→ **PAGE**:
[start]

W3C home > Mailing lists > Public > www-html-editor@w3.org > July to September 2006

XHTML Modularization 1.1: Lazy datatype patterns in XML Schema

From: Alexandre Alapetite <alexandre@alapetite.net>
Date: Thu, 6 Jul 2006 15:26:10 +0200
To: <www-html-editor@w3.org>
Message-ID: <000401c6a0ff$bebed580$f9043f50@athlon1100>

Dear HTML editors,

One of the advantages of XML Schema over DTDs is the possibility to verify the validity of attributes with regular expression

1) In the current working draft specification for "XHTML Modularization 1.1", chapter 4.3 on "Attribute Types", the MultiLengths
datatype is defined as "A comma separated list of items of type MultiLength"

While the "MultiLength" (without 's') is carefully defined in the "XML Schema datatypes module for XHTML"
the "MultiLengths" type is still only defined as a banal string, which means that this lazy validation allows almost anything
and does not check for constraints required by the specification.

[end]

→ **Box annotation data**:
[start]

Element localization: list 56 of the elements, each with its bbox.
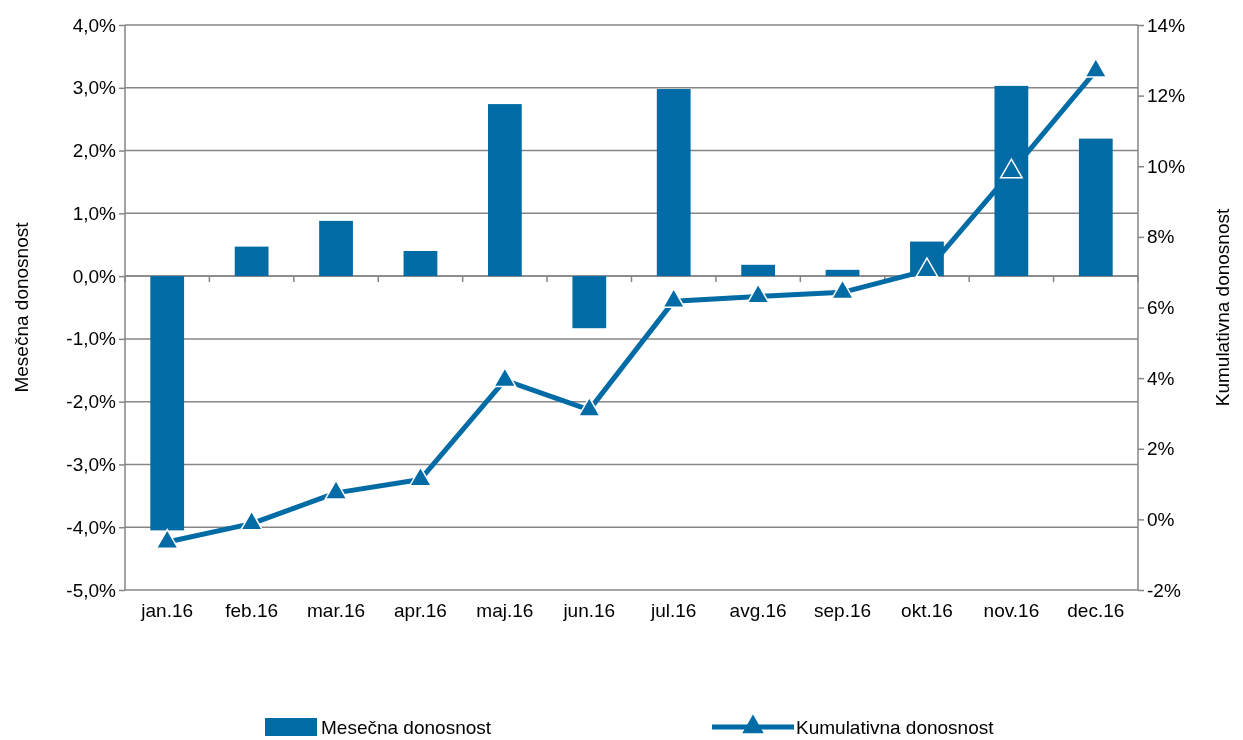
point <box>831 279 855 300</box>
bar <box>403 251 438 277</box>
x-tick-label: nov.16 <box>983 600 1040 622</box>
x-tick-label: avg.16 <box>729 600 787 622</box>
point <box>155 528 179 549</box>
bar <box>656 89 691 277</box>
y2-tick-label: 4% <box>1147 367 1175 389</box>
y-axis-title: Mesečna donosnost <box>11 221 32 393</box>
x-tick-label: sep.16 <box>814 600 872 622</box>
x-tick-label: feb.16 <box>225 600 279 622</box>
bar <box>487 104 522 277</box>
legend-label: Kumulativna donosnost <box>796 716 995 738</box>
x-tick-label: apr.16 <box>394 600 447 622</box>
y2-tick-label: 8% <box>1147 226 1175 248</box>
x-tick-label: maj.16 <box>476 600 534 622</box>
point <box>746 283 770 304</box>
y2-tick-label: 6% <box>1147 297 1175 319</box>
bar <box>994 85 1029 277</box>
point <box>577 396 601 417</box>
point <box>324 479 348 500</box>
x-tick-label: jun.16 <box>562 600 616 622</box>
y-tick-label: 4,0% <box>72 14 117 36</box>
x-tick-label: jul.16 <box>650 600 697 622</box>
y2-axis-title: Kumulativna donosnost <box>1212 208 1233 407</box>
y-tick-label: -1,0% <box>66 328 117 350</box>
point <box>408 466 432 487</box>
y2-tick-label: -2% <box>1147 579 1181 601</box>
x-tick-label: mar.16 <box>306 600 366 622</box>
y2-tick-label: 0% <box>1147 508 1175 530</box>
y2-tick-label: 14% <box>1147 14 1186 36</box>
bar <box>1078 138 1113 277</box>
y-tick-label: -4,0% <box>66 516 117 538</box>
x-tick-label: jan.16 <box>140 600 194 622</box>
y-tick-label: 0,0% <box>72 265 117 287</box>
legend-label: Mesečna donosnost <box>321 716 492 738</box>
bar <box>825 269 860 277</box>
y-tick-label: -2,0% <box>66 391 117 413</box>
bar <box>234 246 269 277</box>
y-tick-label: 3,0% <box>72 77 117 99</box>
point <box>1084 57 1108 78</box>
y-tick-label: -5,0% <box>66 579 117 601</box>
point <box>240 510 264 531</box>
point <box>662 287 686 309</box>
point <box>493 367 517 388</box>
y2-tick-label: 10% <box>1147 155 1186 177</box>
x-tick-label: dec.16 <box>1067 600 1125 622</box>
y-tick-label: 2,0% <box>72 140 117 162</box>
y-tick-label: 1,0% <box>72 202 117 224</box>
y-tick-label: -3,0% <box>66 454 117 476</box>
y2-tick-label: 12% <box>1147 85 1186 107</box>
x-tick-label: okt.16 <box>901 600 953 622</box>
bar <box>572 276 607 329</box>
bar <box>319 220 353 277</box>
point <box>999 158 1023 179</box>
y2-tick-label: 2% <box>1147 438 1175 460</box>
bar <box>741 264 776 277</box>
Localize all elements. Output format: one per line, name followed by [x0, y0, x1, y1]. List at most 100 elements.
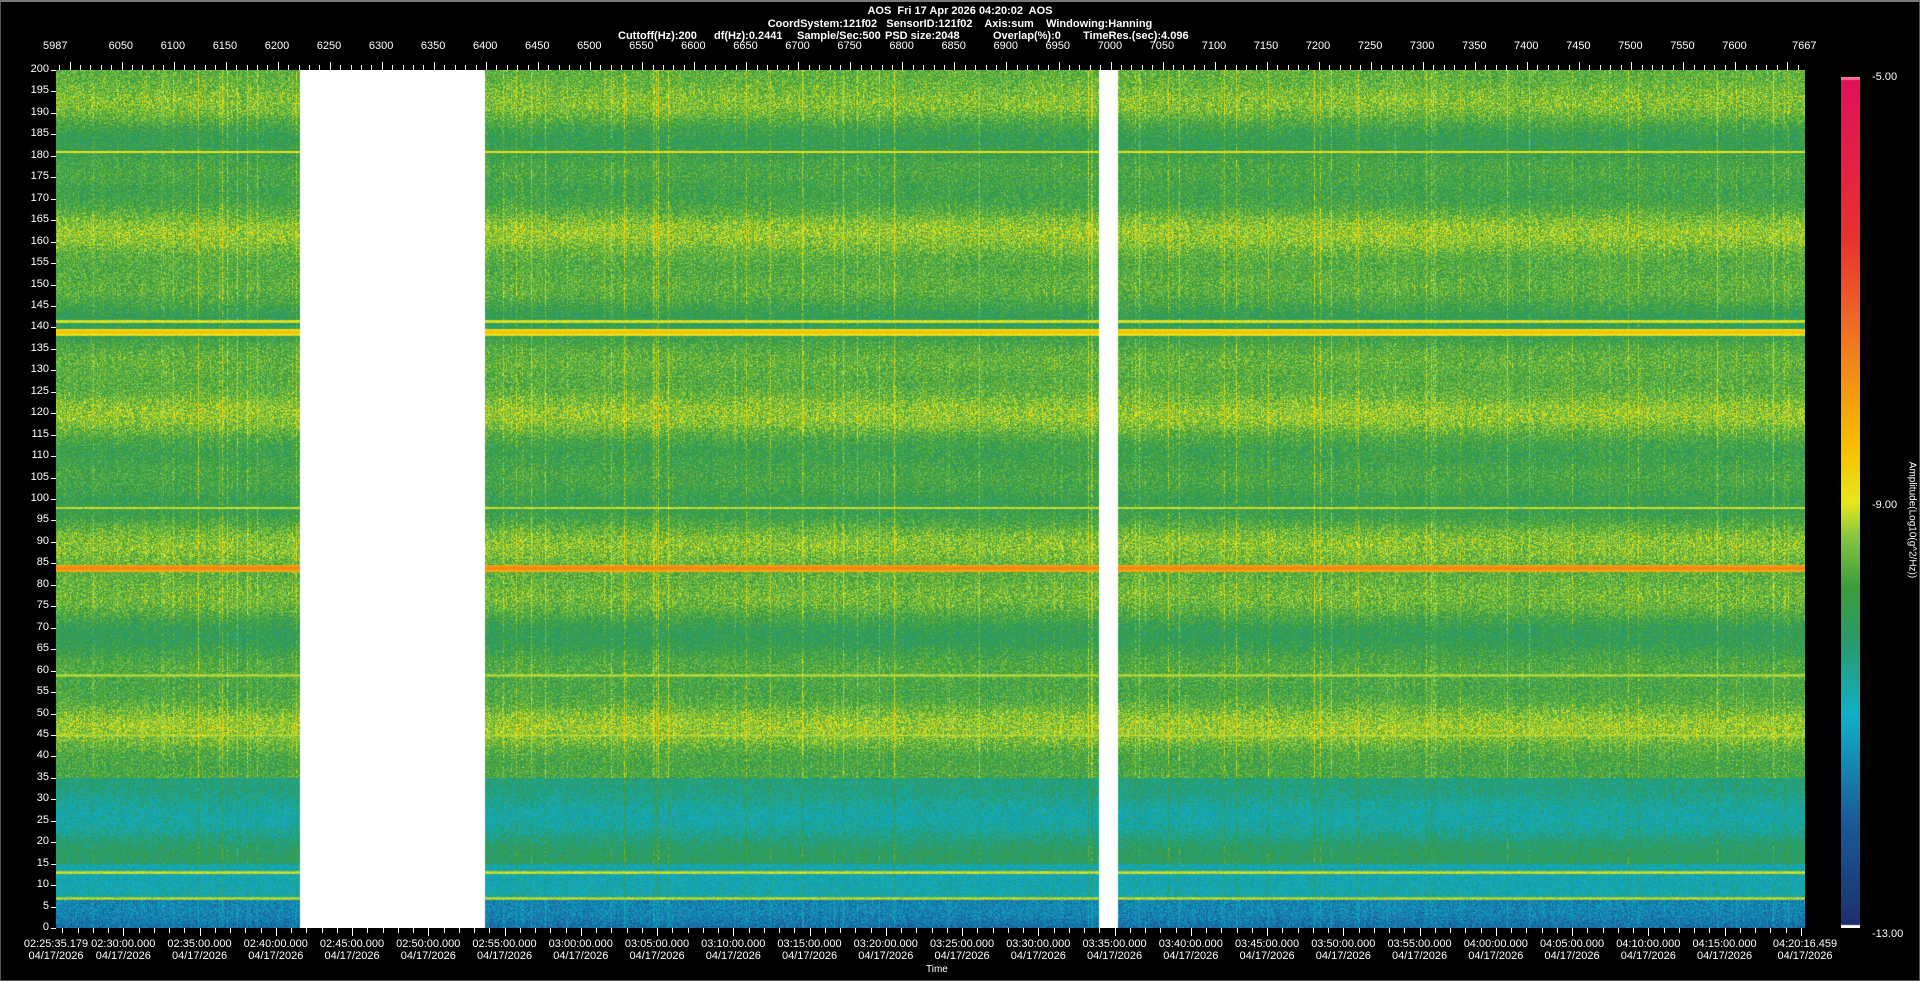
top-minor-tick — [891, 65, 893, 70]
time-tick — [1755, 928, 1757, 933]
chart-subtitle: CoordSystem:121f02 SensorID:121f02 Axis:… — [767, 18, 1153, 30]
top-tick-label: 7200 — [1305, 40, 1331, 52]
time-tick — [291, 928, 293, 933]
time-tick — [1526, 928, 1528, 933]
top-minor-tick — [1547, 65, 1549, 70]
time-tick — [77, 928, 79, 933]
y-tick-label: 195 — [30, 84, 49, 97]
top-minor-tick — [1027, 65, 1029, 70]
spectrogram-plot[interactable] — [56, 70, 1805, 928]
top-minor-tick — [1631, 62, 1633, 70]
top-minor-tick — [1391, 65, 1393, 70]
y-tick — [51, 177, 56, 179]
time-tick-label: 03:35:00.000 — [1082, 938, 1147, 950]
time-tick — [1678, 928, 1680, 933]
y-tick — [51, 434, 56, 436]
time-tick-label: 04:15:00.000 — [1692, 938, 1757, 950]
time-tick-label: 02:55:00.000 — [472, 938, 537, 950]
date-tick-label: 04/17/2026 — [28, 950, 84, 962]
time-tick — [1602, 928, 1604, 933]
y-tick-label: 190 — [30, 105, 49, 118]
time-tick — [1785, 928, 1787, 933]
colorbar-title: Amplitude(Log10(g^2/Hz)) — [1906, 461, 1918, 579]
param-sample-rate: Sample/Sec:500 — [797, 30, 881, 42]
y-tick-label: 25 — [36, 813, 49, 826]
time-tick — [794, 928, 796, 933]
top-minor-tick — [652, 65, 654, 70]
date-tick-label: 04/17/2026 — [1315, 950, 1371, 962]
top-minor-tick — [1235, 65, 1237, 70]
y-tick — [51, 606, 56, 608]
top-minor-tick — [1693, 65, 1695, 70]
top-minor-tick — [277, 62, 279, 70]
top-minor-tick — [1100, 65, 1102, 70]
top-minor-tick — [1381, 65, 1383, 70]
date-tick-label: 04/17/2026 — [324, 950, 380, 962]
y-tick-label: 130 — [30, 363, 49, 376]
top-tick-label: 6650 — [733, 40, 758, 52]
top-minor-tick — [798, 62, 800, 70]
top-minor-tick — [1672, 65, 1674, 70]
time-tick — [1663, 928, 1665, 933]
time-tick — [763, 928, 765, 933]
time-tick — [1739, 928, 1741, 933]
time-tick — [1419, 928, 1421, 936]
top-minor-tick — [1412, 65, 1414, 70]
time-tick — [1053, 928, 1055, 933]
time-tick — [1236, 928, 1238, 933]
top-tick-label: 7000 — [1097, 40, 1123, 52]
top-minor-tick — [506, 65, 508, 70]
top-minor-tick — [69, 62, 71, 70]
time-tick — [1770, 928, 1772, 933]
time-tick — [1511, 928, 1513, 933]
time-tick — [1114, 928, 1116, 936]
top-minor-tick — [1568, 65, 1570, 70]
y-tick-label: 110 — [31, 449, 49, 462]
y-tick-label: 30 — [36, 792, 49, 805]
top-minor-tick — [985, 65, 987, 70]
spectrogram-heatmap[interactable] — [56, 70, 1805, 928]
top-minor-tick — [1516, 65, 1518, 70]
y-tick-label: 50 — [36, 706, 49, 719]
y-tick-label: 35 — [36, 770, 49, 783]
y-tick — [51, 906, 56, 908]
y-tick — [51, 670, 56, 672]
time-tick — [245, 928, 247, 933]
top-minor-tick — [1620, 65, 1622, 70]
y-tick-label: 75 — [36, 599, 49, 612]
top-minor-tick — [600, 65, 602, 70]
top-minor-tick — [194, 65, 196, 70]
top-minor-tick — [1152, 65, 1154, 70]
top-minor-tick — [350, 65, 352, 70]
time-tick — [336, 928, 338, 933]
top-minor-tick — [850, 62, 852, 70]
time-tick-label: 03:00:00.000 — [548, 938, 613, 950]
time-tick — [596, 928, 598, 933]
y-tick-label: 80 — [36, 577, 49, 590]
top-tick-label: 7600 — [1722, 40, 1747, 52]
time-tick — [870, 928, 872, 933]
top-minor-tick — [1266, 62, 1268, 70]
date-tick-label: 04/17/2026 — [477, 950, 533, 962]
time-tick — [1694, 928, 1696, 933]
y-tick — [51, 520, 56, 522]
y-tick — [51, 477, 56, 479]
y-tick-label: 170 — [30, 191, 49, 204]
top-tick-label: 7667 — [1792, 40, 1817, 52]
top-tick-label: 6750 — [837, 40, 862, 52]
time-tick-label: 03:30:00.000 — [1006, 938, 1071, 950]
top-tick-label: 6200 — [264, 40, 290, 52]
date-tick-label: 04/17/2026 — [1697, 950, 1753, 962]
time-tick — [138, 928, 140, 933]
top-minor-tick — [236, 65, 238, 70]
top-minor-tick — [485, 62, 487, 70]
y-tick — [51, 70, 56, 71]
time-tick — [992, 928, 994, 933]
y-tick-label: 10 — [36, 878, 49, 891]
param-df: df(Hz):0.2441 — [714, 30, 783, 42]
top-tick-label: 6800 — [889, 40, 914, 52]
top-minor-tick — [79, 65, 81, 70]
top-minor-tick — [1058, 62, 1060, 70]
top-tick-label: 6250 — [316, 40, 342, 52]
time-tick — [855, 928, 857, 933]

[end]

→ **REQUIRED TASKS**:
(1) Quote the XHTML Modularization message from the part that opens with the words containing "1) In the current" and closes with "by the specification.".
(2) Put this sentence from the XHTML Modularization message into Spanish: "In the current working draft specification for "XHTML Modularization 1.1", chapter 4.3 on "Attribute Types", the MultiLengths datatype is defined as "A comma separated list of items of type MultiLength""
(3) According to the XHTML Modularization message, how is the "MultiLengths" type still defined?
Work only from the text of the XHTML Modularization message.

→ **FINAL RESULTS**:
(1)
1) In the current working draft specification for "XHTML Modularization 1.1", chapter 4.3 on "Attribute Types", the MultiLengths
datatype is defined as "A comma separated list of items of type MultiLength"

While the "MultiLength" (without 's') is carefully defined in the "XML Schema datatypes module for XHTML"
the "MultiLengths" type is still only defined as a banal string, which means that this lazy validation allows almost anything
and does not check for constraints required by the specification.

(2) En el borrador de trabajo actual de la especificación "XHTML Modularization 1.1", capítulo 4.3 sobre "Attribute Types", el tipo de datos MultiLengths se define como "Una lista de elementos de tipo MultiLength separados por comas"

(3) Only as a banal string.